### Input records
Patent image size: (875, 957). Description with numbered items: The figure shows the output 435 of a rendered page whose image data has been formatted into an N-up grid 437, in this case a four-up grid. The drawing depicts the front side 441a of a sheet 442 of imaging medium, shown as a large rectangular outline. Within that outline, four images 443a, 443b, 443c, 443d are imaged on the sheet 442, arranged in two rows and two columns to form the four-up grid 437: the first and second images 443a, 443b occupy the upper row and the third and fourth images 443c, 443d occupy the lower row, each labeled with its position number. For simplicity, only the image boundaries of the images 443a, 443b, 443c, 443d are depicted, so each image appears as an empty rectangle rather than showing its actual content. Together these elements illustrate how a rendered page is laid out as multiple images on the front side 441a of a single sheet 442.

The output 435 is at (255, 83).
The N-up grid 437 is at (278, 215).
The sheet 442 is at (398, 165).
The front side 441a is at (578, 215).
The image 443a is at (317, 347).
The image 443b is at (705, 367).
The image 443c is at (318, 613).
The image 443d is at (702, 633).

### Required task
Copy out every line of the entries above, word for word.

### Solution for this task
Patent image size: (875, 957). Description with numbered items: The figure shows the output 435 of a rendered page whose image data has been formatted into an N-up grid 437, in this case a four-up grid. The drawing depicts the front side 441a of a sheet 442 of imaging medium, shown as a large rectangular outline. Within that outline, four images 443a, 443b, 443c, 443d are imaged on the sheet 442, arranged in two rows and two columns to form the four-up grid 437: the first and second images 443a, 443b occupy the upper row and the third and fourth images 443c, 443d occupy the lower row, each labeled with its position number. For simplicity, only the image boundaries of the images 443a, 443b, 443c, 443d are depicted, so each image appears as an empty rectangle rather than showing its actual content. Together these elements illustrate how a rendered page is laid out as multiple images on the front side 441a of a single sheet 442.

The output 435 is at (255, 83).
The N-up grid 437 is at (278, 215).
The sheet 442 is at (398, 165).
The front side 441a is at (578, 215).
The image 443a is at (317, 347).
The image 443b is at (705, 367).
The image 443c is at (318, 613).
The image 443d is at (702, 633).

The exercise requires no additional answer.